__Job__: Scan the following material for the string "kali" and copy each line in which it appears.

-- START OF Data extract --

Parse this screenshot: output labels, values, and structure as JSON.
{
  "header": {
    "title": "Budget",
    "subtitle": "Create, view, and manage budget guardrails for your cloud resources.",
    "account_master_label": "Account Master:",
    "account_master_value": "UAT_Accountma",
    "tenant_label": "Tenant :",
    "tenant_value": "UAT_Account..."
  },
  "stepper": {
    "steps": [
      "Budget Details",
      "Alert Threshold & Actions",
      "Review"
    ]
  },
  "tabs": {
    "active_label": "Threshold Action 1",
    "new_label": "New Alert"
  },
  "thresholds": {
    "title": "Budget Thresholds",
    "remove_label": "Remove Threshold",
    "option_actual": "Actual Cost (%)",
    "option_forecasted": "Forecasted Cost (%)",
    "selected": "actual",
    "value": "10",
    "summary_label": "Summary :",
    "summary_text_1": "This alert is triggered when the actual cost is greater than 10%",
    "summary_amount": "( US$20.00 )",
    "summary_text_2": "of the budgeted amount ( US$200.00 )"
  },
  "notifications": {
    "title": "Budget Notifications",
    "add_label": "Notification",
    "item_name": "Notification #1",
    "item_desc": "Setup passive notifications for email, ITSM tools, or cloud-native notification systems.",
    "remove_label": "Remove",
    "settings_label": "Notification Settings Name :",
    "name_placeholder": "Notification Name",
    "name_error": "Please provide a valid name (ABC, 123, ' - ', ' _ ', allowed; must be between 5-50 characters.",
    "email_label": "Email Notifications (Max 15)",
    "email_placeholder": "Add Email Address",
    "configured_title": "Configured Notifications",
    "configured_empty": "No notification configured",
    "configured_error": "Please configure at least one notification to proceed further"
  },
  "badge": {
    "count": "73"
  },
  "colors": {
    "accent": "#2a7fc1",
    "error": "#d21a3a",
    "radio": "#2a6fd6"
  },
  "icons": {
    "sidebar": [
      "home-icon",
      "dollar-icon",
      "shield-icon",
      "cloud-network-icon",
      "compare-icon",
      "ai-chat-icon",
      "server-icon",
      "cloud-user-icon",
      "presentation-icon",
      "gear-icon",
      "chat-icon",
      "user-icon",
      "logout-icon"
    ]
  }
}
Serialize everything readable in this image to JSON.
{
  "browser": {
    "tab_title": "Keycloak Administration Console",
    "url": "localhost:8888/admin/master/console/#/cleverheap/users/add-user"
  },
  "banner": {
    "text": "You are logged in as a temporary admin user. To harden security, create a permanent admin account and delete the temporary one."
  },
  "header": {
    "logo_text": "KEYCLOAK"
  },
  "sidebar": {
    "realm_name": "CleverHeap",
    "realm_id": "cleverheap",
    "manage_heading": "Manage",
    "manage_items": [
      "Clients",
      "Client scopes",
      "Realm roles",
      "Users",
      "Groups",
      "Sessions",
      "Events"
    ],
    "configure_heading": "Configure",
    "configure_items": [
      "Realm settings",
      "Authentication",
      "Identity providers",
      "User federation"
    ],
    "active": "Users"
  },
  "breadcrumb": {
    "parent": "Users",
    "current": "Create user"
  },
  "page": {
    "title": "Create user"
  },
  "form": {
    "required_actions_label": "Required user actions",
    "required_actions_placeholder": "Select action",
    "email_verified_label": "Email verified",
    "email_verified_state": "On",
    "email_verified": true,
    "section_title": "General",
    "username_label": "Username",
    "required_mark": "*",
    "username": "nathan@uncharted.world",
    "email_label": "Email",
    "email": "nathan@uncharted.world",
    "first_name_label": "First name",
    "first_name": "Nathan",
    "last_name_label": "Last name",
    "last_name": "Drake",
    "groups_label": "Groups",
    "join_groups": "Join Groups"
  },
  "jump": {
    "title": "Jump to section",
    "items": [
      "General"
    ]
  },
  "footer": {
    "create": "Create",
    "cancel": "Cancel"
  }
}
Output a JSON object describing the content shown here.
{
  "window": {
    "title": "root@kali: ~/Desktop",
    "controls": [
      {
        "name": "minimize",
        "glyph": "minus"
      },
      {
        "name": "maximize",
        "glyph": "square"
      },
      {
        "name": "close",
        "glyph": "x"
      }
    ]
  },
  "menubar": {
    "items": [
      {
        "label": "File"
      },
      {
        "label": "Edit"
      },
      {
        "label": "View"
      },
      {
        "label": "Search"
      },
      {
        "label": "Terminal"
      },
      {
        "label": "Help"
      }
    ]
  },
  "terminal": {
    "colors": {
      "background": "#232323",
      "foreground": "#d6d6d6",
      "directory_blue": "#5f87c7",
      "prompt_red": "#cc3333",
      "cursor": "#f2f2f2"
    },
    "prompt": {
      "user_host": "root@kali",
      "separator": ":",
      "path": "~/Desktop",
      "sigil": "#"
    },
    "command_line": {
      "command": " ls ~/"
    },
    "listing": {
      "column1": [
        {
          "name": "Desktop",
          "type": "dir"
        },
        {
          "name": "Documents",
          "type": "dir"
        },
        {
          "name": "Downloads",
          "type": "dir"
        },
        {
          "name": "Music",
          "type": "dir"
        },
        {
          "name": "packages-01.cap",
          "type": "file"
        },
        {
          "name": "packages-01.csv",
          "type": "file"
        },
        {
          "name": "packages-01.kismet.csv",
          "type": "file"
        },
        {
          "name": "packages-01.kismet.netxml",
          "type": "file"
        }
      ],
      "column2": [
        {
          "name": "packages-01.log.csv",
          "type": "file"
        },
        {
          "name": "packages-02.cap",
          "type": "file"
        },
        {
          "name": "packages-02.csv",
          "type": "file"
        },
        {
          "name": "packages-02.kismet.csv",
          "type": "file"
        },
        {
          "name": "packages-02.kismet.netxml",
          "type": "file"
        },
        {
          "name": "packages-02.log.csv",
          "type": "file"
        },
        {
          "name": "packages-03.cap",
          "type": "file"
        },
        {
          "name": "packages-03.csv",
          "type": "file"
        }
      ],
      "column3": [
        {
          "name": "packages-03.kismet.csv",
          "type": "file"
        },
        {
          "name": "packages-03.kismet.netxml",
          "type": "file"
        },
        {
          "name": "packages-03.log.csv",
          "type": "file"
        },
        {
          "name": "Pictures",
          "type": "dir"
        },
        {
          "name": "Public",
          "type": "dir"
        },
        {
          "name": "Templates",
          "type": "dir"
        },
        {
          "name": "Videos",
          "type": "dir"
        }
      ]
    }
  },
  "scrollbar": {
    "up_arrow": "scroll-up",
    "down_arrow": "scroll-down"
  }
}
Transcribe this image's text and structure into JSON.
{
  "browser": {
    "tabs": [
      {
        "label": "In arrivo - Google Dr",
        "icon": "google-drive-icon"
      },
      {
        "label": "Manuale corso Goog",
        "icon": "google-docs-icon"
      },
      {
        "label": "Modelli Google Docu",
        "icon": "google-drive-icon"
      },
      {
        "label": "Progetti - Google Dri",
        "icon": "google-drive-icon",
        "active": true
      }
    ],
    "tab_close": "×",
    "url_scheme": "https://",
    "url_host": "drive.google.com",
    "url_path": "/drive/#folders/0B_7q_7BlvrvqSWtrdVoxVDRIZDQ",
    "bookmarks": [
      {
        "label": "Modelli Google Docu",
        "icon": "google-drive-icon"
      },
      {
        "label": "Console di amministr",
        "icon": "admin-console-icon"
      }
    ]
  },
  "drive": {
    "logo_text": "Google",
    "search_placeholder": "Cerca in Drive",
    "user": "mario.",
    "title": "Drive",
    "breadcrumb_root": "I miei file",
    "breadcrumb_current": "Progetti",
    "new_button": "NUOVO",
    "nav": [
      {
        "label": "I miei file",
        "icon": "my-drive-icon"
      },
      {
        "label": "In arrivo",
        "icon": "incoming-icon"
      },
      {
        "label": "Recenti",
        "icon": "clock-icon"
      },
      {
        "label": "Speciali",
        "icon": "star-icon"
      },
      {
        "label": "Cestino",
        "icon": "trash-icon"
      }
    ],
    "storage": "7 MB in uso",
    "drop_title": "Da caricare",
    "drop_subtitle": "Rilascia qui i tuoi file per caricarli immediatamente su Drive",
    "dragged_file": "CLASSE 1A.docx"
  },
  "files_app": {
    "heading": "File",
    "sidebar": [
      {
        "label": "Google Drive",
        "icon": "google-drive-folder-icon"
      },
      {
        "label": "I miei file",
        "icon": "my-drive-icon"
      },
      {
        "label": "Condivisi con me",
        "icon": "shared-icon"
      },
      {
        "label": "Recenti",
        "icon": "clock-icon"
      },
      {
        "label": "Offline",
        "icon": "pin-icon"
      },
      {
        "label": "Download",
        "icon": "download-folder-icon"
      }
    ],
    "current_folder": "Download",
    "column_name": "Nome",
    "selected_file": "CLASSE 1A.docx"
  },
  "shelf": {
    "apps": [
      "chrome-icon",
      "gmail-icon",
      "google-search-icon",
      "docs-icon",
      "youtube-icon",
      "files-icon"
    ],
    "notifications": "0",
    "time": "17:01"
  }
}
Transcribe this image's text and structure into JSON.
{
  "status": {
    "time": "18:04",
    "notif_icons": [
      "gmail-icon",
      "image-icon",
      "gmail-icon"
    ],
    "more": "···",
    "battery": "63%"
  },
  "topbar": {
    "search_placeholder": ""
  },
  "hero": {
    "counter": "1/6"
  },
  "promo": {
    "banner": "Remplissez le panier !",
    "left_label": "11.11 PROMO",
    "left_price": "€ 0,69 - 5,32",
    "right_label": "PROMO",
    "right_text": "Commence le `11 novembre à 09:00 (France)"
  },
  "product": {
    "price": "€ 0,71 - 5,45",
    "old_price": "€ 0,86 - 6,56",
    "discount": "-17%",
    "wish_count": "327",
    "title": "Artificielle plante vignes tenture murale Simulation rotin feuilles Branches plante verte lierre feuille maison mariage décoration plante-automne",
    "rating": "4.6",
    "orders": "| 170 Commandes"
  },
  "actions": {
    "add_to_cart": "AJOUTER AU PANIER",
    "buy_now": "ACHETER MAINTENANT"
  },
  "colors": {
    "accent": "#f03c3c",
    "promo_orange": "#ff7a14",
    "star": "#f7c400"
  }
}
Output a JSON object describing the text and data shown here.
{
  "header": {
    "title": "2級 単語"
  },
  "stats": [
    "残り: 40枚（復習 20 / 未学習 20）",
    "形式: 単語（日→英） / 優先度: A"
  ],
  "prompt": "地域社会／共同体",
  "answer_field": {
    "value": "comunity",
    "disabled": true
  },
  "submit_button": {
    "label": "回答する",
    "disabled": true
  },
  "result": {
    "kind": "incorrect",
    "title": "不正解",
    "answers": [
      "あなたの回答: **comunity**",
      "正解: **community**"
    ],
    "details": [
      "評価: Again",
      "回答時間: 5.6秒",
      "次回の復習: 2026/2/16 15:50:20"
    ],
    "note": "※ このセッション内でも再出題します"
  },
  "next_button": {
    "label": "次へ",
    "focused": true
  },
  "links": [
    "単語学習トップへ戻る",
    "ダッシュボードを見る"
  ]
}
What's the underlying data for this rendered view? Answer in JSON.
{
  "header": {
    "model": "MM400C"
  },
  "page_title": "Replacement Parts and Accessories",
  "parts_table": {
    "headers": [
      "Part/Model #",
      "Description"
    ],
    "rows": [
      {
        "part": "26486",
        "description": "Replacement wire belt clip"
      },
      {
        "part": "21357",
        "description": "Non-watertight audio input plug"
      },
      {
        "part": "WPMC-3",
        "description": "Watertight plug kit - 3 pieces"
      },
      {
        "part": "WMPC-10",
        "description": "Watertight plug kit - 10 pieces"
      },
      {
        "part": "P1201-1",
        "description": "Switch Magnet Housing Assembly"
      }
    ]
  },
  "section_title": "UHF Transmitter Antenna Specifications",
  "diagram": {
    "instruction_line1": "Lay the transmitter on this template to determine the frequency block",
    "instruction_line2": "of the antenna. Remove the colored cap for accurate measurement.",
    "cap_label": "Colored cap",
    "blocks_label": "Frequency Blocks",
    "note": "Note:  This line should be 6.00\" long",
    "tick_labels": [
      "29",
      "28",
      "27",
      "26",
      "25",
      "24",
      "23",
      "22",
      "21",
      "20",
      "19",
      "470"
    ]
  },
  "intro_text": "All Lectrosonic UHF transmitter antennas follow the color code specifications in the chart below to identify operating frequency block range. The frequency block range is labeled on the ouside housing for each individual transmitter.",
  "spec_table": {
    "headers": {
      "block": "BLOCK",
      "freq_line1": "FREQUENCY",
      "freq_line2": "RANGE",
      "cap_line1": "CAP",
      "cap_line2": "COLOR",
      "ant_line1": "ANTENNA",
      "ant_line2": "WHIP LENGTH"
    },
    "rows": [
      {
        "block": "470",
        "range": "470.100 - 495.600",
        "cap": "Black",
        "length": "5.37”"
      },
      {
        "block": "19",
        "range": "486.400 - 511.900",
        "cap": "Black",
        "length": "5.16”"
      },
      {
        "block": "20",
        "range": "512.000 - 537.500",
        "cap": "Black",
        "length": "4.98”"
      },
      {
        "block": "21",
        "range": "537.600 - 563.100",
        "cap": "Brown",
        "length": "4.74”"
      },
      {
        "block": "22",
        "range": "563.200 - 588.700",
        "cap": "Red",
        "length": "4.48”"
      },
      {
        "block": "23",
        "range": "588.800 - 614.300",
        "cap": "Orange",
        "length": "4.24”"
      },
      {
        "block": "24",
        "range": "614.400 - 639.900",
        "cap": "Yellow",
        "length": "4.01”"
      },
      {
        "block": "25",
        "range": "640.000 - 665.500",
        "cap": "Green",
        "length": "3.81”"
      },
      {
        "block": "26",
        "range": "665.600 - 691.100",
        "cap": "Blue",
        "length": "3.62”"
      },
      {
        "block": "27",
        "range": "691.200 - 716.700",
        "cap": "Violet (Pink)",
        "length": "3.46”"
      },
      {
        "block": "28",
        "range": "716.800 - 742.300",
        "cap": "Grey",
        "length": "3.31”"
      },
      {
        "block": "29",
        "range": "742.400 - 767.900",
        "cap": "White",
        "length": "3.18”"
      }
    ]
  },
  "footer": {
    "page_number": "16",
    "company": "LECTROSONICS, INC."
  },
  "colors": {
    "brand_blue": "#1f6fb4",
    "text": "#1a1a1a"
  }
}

-- END OF Data extract --

__Answer in full__:
    "title": "root@kali: ~/Desktop",
      "user_host": "root@kali",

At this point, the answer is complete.